### Article:

+++++

Dans votre livre, vous expliquez que face aux défis anthropologiques actuels, la conception chrétienne du couple et de la famille ne doit pas se réduire à une doctrine ou à une morale. Mais comment assumer cette évolution sans entrer en rupture avec le magistère, avec tout ce qui a été construit jusqu’à présent sur le plan de la doctrine ?
Mgr Philippe Bordeyne : Je pense que mon travail de théologien, ce n’est pas de produire la doctrine, mais c’est de l’analyser, et de la servir. Le malheur, c’est que, trop souvent, les théologiens, qui choisissent un angle de vue – et on en est tous là, puisque l’interprétation, cela conduit à choisir un angle de vue –, le font d’une manière un peu trop restrictive quand il s’agit de l’anthropologie du mariage.
Ce qui nous sert aujourd’hui à penser le mariage et la famille, c’est une tradition doctrinale qui porte à la fois sur le plus intime, la sexualité qui reste cachée et mystérieuse, et sur des aspects éminemment publics qui regardent le corps social. C’est donc à la fois une éthique personnelle et conjugale, et une éthique sociale. La doctrine, c’est tout cela. 

La théologie de la famille comporte donc une dimension de morale sexuelle et de morale sociale, mais elle doit aussi s’appuyer sur la foi chrétienne vécue, par exemple avec les monastères

Mais cela va de pair avec une compréhension fine des difficultés mais aussi des chances d’aujourd’hui. Ce travail correspond au vœu du pape François pour l’Institut Jean-Paul II : j’essaie d’assumer l’ampleur des changements actuels, et d’aller puiser des ressources dans la tradition doctrinale, mais aussi dans la philosophie et les sciences humaines, pour montrer que la pertinence de l’Évangile reste étonnante aujourd’hui.

+++++

(Entrées de la collection)
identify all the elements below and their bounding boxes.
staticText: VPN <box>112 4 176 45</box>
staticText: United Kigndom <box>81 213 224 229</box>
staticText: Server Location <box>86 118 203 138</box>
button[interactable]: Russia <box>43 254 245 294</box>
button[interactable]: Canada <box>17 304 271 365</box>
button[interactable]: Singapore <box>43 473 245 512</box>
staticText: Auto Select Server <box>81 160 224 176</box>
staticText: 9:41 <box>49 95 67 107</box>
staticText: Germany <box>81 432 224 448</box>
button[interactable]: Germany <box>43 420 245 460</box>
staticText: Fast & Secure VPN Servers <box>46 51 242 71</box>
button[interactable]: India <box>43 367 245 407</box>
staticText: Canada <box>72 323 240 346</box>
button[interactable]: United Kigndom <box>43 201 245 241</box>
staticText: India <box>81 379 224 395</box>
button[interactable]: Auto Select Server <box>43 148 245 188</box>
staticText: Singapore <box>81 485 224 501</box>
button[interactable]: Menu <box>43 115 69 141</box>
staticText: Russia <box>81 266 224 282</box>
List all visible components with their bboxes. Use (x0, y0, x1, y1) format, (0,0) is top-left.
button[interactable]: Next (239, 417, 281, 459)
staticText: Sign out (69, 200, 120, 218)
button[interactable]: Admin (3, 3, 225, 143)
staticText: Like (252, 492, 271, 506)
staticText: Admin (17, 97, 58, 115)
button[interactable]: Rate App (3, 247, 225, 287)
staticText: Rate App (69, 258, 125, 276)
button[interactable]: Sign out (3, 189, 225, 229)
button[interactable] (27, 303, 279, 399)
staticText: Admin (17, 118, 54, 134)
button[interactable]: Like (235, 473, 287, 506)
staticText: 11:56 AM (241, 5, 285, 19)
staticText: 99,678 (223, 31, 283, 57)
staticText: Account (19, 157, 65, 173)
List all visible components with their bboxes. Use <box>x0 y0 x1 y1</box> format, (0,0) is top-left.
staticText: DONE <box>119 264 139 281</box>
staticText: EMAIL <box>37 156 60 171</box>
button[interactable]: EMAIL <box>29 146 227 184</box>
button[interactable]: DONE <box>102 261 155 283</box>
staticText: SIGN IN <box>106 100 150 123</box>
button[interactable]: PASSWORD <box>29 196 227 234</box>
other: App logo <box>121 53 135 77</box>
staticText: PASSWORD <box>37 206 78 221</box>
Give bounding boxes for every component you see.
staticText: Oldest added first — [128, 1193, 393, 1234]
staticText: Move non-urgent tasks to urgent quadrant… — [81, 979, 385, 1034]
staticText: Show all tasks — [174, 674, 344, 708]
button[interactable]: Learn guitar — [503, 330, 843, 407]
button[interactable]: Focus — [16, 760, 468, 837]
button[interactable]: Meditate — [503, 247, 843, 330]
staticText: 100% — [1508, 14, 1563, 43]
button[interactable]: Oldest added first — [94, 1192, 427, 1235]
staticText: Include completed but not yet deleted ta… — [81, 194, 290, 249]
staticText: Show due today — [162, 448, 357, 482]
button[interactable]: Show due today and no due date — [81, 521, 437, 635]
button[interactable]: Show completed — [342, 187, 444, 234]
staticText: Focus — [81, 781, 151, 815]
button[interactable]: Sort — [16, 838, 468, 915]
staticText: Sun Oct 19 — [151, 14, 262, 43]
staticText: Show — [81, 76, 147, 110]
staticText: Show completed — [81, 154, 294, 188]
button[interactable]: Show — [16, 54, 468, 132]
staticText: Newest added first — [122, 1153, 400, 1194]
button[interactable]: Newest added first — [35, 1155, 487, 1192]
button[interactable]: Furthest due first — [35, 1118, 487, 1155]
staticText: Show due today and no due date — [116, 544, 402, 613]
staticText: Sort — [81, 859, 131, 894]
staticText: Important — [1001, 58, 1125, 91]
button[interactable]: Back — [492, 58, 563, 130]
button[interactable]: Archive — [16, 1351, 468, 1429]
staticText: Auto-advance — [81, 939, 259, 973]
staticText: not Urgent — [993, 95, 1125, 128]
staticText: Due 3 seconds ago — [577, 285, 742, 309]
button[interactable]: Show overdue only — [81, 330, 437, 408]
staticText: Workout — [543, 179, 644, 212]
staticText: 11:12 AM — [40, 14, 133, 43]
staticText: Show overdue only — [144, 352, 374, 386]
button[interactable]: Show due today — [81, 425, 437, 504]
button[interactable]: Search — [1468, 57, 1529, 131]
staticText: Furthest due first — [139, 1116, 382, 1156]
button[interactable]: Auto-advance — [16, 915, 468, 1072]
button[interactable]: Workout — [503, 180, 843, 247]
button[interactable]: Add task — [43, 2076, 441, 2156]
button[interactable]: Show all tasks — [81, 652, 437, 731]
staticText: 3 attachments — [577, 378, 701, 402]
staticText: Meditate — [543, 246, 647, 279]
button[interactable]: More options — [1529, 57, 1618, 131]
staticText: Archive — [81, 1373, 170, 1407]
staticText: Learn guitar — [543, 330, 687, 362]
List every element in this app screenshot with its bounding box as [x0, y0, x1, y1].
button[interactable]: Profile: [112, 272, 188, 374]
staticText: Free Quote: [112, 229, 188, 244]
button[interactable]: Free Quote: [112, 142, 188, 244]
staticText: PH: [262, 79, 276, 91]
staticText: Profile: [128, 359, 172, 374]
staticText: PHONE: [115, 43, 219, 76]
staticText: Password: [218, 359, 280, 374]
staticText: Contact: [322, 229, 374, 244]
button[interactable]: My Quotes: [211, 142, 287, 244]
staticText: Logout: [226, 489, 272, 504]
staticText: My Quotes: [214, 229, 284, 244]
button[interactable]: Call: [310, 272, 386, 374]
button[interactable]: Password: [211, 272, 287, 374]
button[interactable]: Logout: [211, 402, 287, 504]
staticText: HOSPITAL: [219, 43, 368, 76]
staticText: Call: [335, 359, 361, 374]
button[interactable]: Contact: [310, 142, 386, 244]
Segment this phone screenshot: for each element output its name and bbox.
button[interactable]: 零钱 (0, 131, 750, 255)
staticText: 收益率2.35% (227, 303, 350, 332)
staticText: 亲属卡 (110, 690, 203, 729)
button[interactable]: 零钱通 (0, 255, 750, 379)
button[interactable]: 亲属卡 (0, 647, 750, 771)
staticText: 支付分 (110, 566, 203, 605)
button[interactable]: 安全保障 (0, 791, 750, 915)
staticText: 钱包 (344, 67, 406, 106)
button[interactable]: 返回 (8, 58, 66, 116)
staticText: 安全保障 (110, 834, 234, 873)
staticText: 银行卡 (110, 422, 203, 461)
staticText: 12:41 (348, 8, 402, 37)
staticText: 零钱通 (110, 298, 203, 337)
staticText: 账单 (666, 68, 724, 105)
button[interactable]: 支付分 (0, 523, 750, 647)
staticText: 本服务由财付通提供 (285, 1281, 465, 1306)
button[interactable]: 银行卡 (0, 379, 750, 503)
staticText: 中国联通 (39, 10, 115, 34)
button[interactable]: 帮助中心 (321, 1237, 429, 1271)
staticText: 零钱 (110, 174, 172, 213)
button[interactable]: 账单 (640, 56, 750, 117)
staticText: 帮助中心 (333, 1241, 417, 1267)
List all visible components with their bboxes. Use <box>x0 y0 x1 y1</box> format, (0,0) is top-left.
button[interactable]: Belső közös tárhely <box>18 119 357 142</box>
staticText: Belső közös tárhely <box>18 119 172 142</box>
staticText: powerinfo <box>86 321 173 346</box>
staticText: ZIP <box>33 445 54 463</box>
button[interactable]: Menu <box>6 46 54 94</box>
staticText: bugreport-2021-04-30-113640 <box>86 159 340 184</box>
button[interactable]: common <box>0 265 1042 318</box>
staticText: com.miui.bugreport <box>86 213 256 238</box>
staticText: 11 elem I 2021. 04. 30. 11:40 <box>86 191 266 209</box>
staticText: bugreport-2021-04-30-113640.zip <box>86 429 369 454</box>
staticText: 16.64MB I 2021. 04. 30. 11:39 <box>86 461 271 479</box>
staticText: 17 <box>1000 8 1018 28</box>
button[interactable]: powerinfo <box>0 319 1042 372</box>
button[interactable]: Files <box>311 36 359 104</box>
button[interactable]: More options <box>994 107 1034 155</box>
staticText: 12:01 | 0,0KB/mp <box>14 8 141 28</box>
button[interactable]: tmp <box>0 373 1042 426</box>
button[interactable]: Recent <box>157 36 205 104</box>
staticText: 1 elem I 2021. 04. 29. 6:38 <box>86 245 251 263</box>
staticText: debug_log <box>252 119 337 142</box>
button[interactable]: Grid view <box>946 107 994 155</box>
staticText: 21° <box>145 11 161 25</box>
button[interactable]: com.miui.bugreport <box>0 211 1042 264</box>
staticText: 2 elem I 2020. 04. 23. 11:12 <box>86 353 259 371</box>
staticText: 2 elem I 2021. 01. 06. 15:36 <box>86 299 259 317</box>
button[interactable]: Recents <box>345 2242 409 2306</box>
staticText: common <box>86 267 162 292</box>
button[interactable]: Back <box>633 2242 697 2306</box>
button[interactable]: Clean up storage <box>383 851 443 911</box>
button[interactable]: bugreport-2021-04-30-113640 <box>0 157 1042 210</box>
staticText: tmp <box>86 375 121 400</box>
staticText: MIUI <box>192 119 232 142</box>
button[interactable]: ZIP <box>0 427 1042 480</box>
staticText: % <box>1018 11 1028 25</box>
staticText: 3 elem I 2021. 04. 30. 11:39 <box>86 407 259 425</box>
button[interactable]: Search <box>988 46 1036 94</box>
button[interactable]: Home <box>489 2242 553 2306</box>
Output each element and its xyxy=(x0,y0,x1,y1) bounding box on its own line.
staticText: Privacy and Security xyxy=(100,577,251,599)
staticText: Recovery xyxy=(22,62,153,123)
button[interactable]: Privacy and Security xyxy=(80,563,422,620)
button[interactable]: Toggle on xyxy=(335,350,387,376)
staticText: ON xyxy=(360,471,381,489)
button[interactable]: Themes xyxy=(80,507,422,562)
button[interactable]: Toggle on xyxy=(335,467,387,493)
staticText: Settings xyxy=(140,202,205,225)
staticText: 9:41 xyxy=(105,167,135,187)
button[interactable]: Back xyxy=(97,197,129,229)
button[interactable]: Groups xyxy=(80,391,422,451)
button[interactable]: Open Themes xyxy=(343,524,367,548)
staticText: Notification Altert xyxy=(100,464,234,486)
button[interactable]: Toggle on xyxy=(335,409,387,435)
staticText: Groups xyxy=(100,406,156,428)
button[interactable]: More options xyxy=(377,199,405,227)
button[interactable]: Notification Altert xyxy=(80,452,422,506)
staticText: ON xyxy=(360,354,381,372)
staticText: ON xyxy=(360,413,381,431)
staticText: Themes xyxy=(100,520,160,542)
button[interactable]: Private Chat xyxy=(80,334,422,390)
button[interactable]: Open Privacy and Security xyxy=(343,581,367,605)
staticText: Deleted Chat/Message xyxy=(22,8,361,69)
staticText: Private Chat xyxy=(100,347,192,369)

+++++

### Consigne:
Citez dans son intégralité l'entretien sur la théologie du couple et de la famille, sans rien y changer.

### Exercice corrigé:
Dans votre livre, vous expliquez que face aux défis anthropologiques actuels, la conception chrétienne du couple et de la famille ne doit pas se réduire à une doctrine ou à une morale. Mais comment assumer cette évolution sans entrer en rupture avec le magistère, avec tout ce qui a été construit jusqu’à présent sur le plan de la doctrine ?
Mgr Philippe Bordeyne : Je pense que mon travail de théologien, ce n’est pas de produire la doctrine, mais c’est de l’analyser, et de la servir. Le malheur, c’est que, trop souvent, les théologiens, qui choisissent un angle de vue – et on en est tous là, puisque l’interprétation, cela conduit à choisir un angle de vue –, le font d’une manière un peu trop restrictive quand il s’agit de l’anthropologie du mariage.
Ce qui nous sert aujourd’hui à penser le mariage et la famille, c’est une tradition doctrinale qui porte à la fois sur le plus intime, la sexualité qui reste cachée et mystérieuse, et sur des aspects éminemment publics qui regardent le corps social. C’est donc à la fois une éthique personnelle et conjugale, et une éthique sociale. La doctrine, c’est tout cela. 

La théologie de la famille comporte donc une dimension de morale sexuelle et de morale sociale, mais elle doit aussi s’appuyer sur la foi chrétienne vécue, par exemple avec les monastères

Mais cela va de pair avec une compréhension fine des difficultés mais aussi des chances d’aujourd’hui. Ce travail correspond au vœu du pape François pour l’Institut Jean-Paul II : j’essaie d’assumer l’ampleur des changements actuels, et d’aller puiser des ressources dans la tradition doctrinale, mais aussi dans la philosophie et les sciences humaines, pour montrer que la pertinence de l’Évangile reste étonnante aujourd’hui.